CHALLENGE:
Count the lines in the records below that contain the word "text", and reply with only that number.
** start DATA IN THIS EXERCISE **
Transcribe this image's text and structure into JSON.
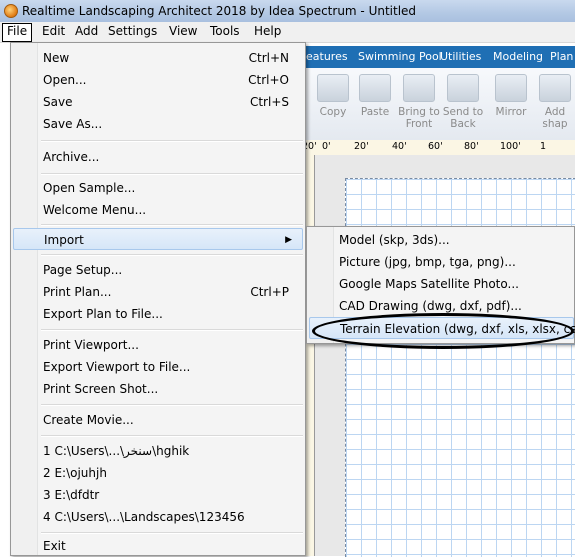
{
  "window": {
    "title": "Realtime Landscaping Architect 2018 by Idea Spectrum - Untitled"
  },
  "menubar": [
    "File",
    "Edit",
    "Add",
    "Settings",
    "View",
    "Tools",
    "Help"
  ],
  "ribbon_tabs": [
    "eatures",
    "Swimming Pool",
    "Utilities",
    "Modeling",
    "Plan"
  ],
  "ribbon_buttons": [
    {
      "label": "Copy"
    },
    {
      "label": "Paste"
    },
    {
      "label": "Bring to Front"
    },
    {
      "label": "Send to Back"
    },
    {
      "label": "Mirror"
    },
    {
      "label": "Add shap"
    }
  ],
  "ruler_ticks": [
    "20'",
    "0'",
    "20'",
    "40'",
    "60'",
    "80'",
    "100'",
    "1"
  ],
  "file_menu": {
    "new": {
      "label": "New",
      "shortcut": "Ctrl+N"
    },
    "open": {
      "label": "Open...",
      "shortcut": "Ctrl+O"
    },
    "save": {
      "label": "Save",
      "shortcut": "Ctrl+S"
    },
    "save_as": {
      "label": "Save As..."
    },
    "archive": {
      "label": "Archive..."
    },
    "open_sample": {
      "label": "Open Sample..."
    },
    "welcome_menu": {
      "label": "Welcome Menu..."
    },
    "import": {
      "label": "Import"
    },
    "page_setup": {
      "label": "Page Setup..."
    },
    "print_plan": {
      "label": "Print Plan...",
      "shortcut": "Ctrl+P"
    },
    "export_plan": {
      "label": "Export Plan to File..."
    },
    "print_viewport": {
      "label": "Print Viewport..."
    },
    "export_viewport": {
      "label": "Export Viewport to File..."
    },
    "print_screenshot": {
      "label": "Print Screen Shot..."
    },
    "create_movie": {
      "label": "Create Movie..."
    },
    "recent": [
      "1 C:\\Users\\...\\سنخر\\hghik",
      "2 E:\\ojuhjh",
      "3 E:\\dfdtr",
      "4 C:\\Users\\...\\Landscapes\\123456"
    ],
    "exit": {
      "label": "Exit"
    }
  },
  "import_submenu": [
    "Model (skp, 3ds)...",
    "Picture (jpg, bmp, tga, png)...",
    "Google Maps Satellite Photo...",
    "CAD Drawing (dwg, dxf, pdf)...",
    "Terrain Elevation (dwg, dxf, xls, xlsx, csv)..."
  ]
}
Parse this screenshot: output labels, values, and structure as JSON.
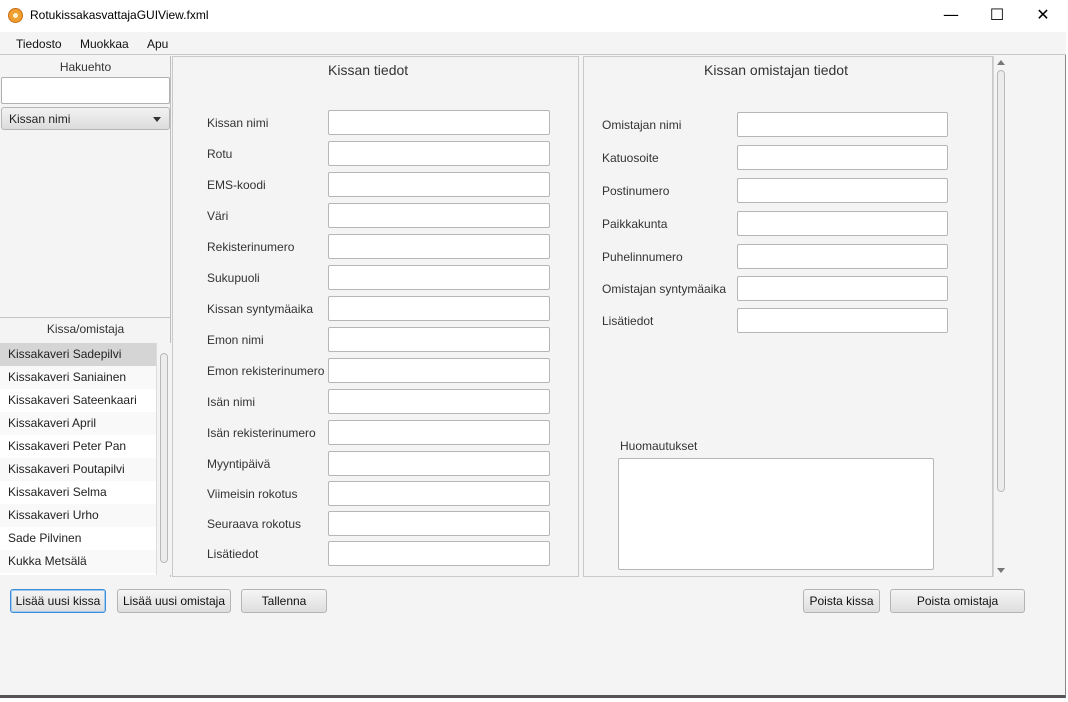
{
  "window": {
    "title": "RotukissakasvattajaGUIView.fxml",
    "minimize_glyph": "—",
    "maximize_glyph": "☐",
    "close_glyph": "✕"
  },
  "menu": [
    "Tiedosto",
    "Muokkaa",
    "Apu"
  ],
  "left": {
    "search_header": "Hakuehto",
    "search_value": "",
    "combo_selected": "Kissan nimi",
    "list_header": "Kissa/omistaja",
    "items": [
      "Kissakaveri Sadepilvi",
      "Kissakaveri Saniainen",
      "Kissakaveri Sateenkaari",
      "Kissakaveri April",
      "Kissakaveri Peter Pan",
      "Kissakaveri Poutapilvi",
      "Kissakaveri Selma",
      "Kissakaveri Urho",
      "Sade Pilvinen",
      "Kukka Metsälä"
    ]
  },
  "cat": {
    "title": "Kissan tiedot",
    "fields": [
      "Kissan nimi",
      "Rotu",
      "EMS-koodi",
      "Väri",
      "Rekisterinumero",
      "Sukupuoli",
      "Kissan syntymäaika",
      "Emon nimi",
      "Emon rekisterinumero",
      "Isän nimi",
      "Isän rekisterinumero",
      "Myyntipäivä",
      "Viimeisin rokotus",
      "Seuraava rokotus",
      "Lisätiedot"
    ]
  },
  "owner": {
    "title": "Kissan omistajan tiedot",
    "fields": [
      "Omistajan nimi",
      "Katuosoite",
      "Postinumero",
      "Paikkakunta",
      "Puhelinnumero",
      "Omistajan syntymäaika",
      "Lisätiedot"
    ],
    "notes_label": "Huomautukset",
    "notes_value": ""
  },
  "buttons": {
    "add_cat": "Lisää uusi kissa",
    "add_owner": "Lisää uusi omistaja",
    "save": "Tallenna",
    "delete_cat": "Poista kissa",
    "delete_owner": "Poista omistaja"
  },
  "colors": {
    "focus": "#3d8ed9",
    "selected_row": "#d5d5d5",
    "window_bg": "#f4f4f4"
  }
}
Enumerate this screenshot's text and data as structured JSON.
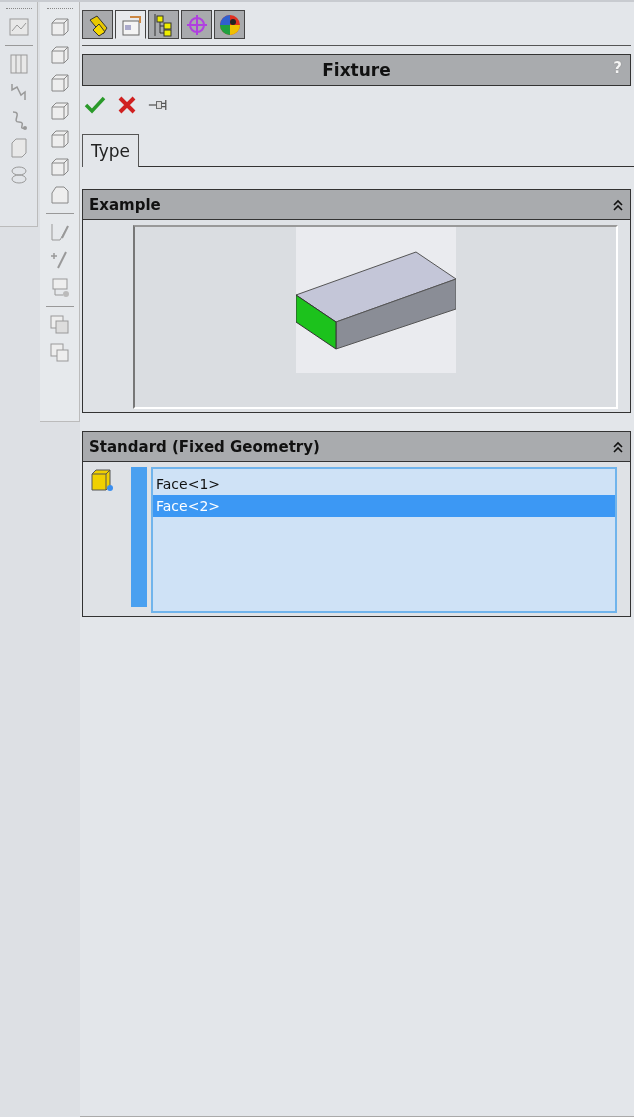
{
  "manager_tabs": [
    {
      "kind": "feature",
      "selected": false
    },
    {
      "kind": "property",
      "selected": true
    },
    {
      "kind": "config",
      "selected": false
    },
    {
      "kind": "dimxpert",
      "selected": false
    },
    {
      "kind": "display",
      "selected": false
    }
  ],
  "panel": {
    "title": "Fixture",
    "help": "?"
  },
  "tabs": [
    {
      "label": "Type",
      "selected": true
    }
  ],
  "sections": [
    {
      "kind": "example",
      "title": "Example",
      "expanded": true
    },
    {
      "kind": "selection",
      "title": "Standard (Fixed Geometry)",
      "expanded": true,
      "items": [
        {
          "label": "Face<1>",
          "selected": false
        },
        {
          "label": "Face<2>",
          "selected": true
        }
      ]
    }
  ]
}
** end DATA IN THIS EXERCISE **
SOLUTION FOR THIS TASK:
2